Provided information
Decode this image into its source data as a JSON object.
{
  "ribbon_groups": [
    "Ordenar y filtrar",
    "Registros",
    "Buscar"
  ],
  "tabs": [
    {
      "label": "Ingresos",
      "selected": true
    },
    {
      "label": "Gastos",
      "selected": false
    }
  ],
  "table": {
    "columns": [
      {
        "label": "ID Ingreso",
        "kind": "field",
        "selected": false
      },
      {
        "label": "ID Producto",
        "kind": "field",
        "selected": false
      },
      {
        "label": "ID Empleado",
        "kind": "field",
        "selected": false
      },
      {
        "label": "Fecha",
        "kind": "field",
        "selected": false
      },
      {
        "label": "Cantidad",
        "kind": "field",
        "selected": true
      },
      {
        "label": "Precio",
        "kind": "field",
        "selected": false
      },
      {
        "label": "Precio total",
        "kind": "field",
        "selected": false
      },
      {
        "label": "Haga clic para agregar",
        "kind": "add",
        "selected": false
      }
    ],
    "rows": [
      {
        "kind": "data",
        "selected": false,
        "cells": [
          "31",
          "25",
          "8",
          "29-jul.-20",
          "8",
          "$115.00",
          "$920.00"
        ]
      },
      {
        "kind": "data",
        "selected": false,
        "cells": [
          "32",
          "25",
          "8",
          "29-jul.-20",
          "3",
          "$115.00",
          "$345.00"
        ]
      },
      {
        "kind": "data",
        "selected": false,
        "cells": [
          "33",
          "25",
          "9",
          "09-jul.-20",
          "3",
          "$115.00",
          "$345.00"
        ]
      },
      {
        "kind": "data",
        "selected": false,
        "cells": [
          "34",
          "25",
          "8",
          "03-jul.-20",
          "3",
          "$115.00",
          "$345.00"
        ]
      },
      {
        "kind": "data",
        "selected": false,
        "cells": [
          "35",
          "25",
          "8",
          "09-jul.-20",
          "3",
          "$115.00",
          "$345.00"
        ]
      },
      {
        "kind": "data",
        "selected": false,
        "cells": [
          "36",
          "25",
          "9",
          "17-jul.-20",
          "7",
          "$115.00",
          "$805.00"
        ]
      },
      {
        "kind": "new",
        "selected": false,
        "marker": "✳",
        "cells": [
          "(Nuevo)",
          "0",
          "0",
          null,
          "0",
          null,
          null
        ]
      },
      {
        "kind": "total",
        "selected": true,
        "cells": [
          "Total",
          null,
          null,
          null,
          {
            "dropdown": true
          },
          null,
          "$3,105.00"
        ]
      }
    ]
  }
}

What to work on
Copy all lines from the material that contain "true".

The solution
      "selected": true
        "selected": true
        "selected": true,
            "dropdown": true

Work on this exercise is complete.